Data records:
** begin **
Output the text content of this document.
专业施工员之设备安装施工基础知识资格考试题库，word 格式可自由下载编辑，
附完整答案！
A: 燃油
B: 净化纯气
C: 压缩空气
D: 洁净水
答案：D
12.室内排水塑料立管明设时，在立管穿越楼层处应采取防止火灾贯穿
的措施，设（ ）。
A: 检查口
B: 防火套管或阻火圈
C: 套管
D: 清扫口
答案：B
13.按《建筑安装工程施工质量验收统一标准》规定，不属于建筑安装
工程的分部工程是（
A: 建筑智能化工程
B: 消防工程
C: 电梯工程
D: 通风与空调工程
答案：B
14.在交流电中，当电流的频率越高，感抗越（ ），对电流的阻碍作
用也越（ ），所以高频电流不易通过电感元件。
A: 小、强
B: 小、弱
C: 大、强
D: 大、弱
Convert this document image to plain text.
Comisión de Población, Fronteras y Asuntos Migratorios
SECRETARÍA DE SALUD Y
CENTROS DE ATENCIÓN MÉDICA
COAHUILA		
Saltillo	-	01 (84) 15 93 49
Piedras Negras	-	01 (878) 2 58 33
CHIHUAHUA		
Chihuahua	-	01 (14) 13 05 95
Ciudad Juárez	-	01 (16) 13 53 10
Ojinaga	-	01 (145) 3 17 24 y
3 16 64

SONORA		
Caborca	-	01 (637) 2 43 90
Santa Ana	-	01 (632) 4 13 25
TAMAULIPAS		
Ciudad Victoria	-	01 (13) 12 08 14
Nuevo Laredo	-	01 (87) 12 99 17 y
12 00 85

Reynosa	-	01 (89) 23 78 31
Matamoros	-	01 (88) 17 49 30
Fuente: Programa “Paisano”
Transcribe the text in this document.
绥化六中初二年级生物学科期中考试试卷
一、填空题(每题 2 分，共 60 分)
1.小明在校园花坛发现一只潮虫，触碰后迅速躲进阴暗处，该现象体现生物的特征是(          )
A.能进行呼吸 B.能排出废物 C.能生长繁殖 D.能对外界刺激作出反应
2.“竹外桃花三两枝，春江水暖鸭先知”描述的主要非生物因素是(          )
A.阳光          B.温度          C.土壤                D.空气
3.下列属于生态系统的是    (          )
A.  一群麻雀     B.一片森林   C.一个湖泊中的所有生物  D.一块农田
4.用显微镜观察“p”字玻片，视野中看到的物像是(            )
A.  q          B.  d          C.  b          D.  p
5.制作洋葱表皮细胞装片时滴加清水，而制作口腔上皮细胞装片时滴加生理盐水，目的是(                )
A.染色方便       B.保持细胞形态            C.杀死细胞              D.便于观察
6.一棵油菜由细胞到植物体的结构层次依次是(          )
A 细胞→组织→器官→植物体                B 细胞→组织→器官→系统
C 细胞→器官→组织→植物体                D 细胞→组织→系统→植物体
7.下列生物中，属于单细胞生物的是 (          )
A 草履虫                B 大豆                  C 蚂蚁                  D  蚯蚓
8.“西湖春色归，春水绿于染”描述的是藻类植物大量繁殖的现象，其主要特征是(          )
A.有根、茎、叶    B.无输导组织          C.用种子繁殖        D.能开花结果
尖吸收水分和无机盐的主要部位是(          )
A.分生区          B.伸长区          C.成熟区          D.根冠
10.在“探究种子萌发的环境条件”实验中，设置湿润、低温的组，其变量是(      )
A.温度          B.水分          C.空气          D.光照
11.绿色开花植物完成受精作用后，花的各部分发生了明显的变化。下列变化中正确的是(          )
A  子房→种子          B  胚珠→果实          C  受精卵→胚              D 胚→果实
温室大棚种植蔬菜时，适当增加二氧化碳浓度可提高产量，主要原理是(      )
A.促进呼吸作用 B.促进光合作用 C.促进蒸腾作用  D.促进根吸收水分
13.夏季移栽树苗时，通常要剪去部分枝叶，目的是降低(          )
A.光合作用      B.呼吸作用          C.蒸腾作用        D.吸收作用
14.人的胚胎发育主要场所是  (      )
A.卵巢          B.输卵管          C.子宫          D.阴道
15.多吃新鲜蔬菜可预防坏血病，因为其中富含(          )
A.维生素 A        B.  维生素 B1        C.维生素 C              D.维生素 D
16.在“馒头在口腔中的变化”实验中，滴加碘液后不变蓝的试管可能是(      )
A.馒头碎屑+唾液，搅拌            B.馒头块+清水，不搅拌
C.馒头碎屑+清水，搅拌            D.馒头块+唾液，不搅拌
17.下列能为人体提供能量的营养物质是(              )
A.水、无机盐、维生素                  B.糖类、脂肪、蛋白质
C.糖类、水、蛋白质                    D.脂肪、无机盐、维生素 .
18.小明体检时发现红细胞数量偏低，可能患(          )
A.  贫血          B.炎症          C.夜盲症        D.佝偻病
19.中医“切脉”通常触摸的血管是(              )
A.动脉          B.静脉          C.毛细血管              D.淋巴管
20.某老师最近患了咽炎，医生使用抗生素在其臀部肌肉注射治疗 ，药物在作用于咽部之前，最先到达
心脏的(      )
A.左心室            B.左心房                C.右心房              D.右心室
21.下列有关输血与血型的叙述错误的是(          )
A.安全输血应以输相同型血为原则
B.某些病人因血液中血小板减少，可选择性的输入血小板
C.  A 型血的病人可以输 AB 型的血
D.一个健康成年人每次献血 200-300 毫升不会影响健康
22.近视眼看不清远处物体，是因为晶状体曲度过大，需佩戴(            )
** end **
DIRECTIONS: Pick out every line holding the string "this" and return it.

TASK ANSWER:
Output the text content of this document.
Convert this document image to plain text.
Transcribe the text in this document.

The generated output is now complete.